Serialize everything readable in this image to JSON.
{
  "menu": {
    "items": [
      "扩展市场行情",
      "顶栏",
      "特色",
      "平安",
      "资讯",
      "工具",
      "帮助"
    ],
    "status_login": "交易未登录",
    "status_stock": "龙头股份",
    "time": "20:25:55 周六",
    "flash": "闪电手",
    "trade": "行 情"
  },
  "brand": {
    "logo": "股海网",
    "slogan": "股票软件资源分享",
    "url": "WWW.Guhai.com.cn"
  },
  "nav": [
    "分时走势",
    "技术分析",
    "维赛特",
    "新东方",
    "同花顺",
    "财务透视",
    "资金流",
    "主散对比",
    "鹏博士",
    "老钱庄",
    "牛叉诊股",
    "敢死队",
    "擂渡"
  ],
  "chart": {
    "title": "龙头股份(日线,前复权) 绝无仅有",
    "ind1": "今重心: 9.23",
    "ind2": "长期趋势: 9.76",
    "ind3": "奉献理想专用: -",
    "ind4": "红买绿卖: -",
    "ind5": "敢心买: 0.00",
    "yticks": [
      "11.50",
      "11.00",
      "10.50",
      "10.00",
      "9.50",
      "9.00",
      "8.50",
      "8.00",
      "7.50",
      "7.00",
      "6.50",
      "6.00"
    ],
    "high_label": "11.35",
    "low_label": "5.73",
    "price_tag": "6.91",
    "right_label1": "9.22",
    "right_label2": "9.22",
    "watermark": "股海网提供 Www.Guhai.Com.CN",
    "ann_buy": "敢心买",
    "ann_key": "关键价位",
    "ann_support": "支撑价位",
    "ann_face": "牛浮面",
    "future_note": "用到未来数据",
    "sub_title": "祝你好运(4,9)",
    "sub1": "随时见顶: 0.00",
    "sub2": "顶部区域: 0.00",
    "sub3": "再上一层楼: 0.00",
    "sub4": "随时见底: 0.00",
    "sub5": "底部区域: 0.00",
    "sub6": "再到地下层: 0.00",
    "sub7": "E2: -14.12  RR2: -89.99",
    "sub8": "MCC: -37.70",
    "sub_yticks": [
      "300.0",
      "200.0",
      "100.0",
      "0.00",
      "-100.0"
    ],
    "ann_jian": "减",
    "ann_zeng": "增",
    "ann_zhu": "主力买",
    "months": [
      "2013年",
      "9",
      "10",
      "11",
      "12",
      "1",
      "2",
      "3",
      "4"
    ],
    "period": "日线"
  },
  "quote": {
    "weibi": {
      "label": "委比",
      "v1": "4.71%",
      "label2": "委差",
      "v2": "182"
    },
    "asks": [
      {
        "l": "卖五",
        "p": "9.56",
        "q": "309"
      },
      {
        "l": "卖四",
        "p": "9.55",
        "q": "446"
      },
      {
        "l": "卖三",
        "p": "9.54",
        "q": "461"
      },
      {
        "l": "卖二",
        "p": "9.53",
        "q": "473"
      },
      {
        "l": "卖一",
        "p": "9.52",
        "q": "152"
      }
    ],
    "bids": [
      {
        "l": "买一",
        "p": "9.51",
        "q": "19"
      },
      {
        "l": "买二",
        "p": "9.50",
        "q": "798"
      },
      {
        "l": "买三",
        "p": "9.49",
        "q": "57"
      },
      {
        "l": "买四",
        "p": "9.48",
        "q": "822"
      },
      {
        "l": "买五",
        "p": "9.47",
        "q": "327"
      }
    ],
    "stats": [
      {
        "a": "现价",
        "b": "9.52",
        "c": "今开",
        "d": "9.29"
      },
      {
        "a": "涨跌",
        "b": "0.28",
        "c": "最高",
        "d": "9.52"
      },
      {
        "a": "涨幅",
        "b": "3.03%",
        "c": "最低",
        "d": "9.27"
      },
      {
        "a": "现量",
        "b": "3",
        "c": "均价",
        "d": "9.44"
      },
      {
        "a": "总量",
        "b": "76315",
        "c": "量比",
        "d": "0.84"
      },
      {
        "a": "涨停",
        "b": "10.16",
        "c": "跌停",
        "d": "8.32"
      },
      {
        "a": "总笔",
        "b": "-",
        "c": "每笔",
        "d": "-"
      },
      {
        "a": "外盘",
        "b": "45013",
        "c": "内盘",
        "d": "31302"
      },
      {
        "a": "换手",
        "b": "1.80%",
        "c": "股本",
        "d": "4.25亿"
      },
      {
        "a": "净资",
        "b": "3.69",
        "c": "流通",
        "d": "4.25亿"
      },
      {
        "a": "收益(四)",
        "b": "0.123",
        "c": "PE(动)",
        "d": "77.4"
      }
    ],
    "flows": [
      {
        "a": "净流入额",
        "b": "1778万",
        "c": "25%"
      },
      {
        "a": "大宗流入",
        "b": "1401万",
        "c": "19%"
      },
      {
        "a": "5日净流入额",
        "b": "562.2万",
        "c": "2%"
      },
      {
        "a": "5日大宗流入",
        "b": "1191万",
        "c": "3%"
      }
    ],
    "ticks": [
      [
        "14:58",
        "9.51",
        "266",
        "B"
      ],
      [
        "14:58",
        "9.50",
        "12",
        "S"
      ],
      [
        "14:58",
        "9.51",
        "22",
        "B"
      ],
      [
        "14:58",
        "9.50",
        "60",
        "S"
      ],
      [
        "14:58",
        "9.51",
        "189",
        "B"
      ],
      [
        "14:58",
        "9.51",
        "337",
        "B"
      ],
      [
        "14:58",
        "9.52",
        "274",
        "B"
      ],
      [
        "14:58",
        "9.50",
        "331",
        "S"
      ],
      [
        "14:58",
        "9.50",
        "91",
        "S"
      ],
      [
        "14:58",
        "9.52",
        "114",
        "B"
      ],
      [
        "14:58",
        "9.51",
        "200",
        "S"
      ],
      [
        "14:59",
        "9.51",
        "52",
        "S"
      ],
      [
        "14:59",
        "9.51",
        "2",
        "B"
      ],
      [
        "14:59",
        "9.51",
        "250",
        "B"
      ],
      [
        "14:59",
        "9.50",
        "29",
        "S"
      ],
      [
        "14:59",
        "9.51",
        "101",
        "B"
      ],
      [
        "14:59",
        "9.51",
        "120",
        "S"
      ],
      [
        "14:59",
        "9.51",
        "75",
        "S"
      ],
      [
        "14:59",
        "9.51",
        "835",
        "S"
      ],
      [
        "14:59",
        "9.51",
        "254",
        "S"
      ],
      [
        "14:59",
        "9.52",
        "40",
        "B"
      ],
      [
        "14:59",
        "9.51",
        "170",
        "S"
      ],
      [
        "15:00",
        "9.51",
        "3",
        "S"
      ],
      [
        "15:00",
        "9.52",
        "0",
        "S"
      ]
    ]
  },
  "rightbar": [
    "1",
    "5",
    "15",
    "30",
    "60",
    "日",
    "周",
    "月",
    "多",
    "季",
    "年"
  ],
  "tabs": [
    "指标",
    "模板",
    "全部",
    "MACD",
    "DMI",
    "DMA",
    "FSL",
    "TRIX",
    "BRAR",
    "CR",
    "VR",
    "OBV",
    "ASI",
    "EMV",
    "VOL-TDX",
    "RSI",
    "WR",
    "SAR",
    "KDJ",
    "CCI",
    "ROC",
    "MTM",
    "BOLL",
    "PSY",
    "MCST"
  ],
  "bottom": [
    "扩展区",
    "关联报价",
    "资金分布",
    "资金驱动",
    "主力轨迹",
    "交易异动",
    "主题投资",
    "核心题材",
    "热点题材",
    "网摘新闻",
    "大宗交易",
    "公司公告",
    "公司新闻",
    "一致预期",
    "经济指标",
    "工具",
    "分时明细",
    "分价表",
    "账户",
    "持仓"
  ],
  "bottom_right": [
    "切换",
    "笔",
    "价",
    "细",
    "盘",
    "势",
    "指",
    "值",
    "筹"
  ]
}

■ ■ ■ ■

§ **SHORT TASK**: Scan the records above for the string "龙头股份", then report every line that contains it.

§ **WRITTEN SOLUTION**:
    "status_stock": "龙头股份",
    "title": "龙头股份(日线,前复权) 绝无仅有",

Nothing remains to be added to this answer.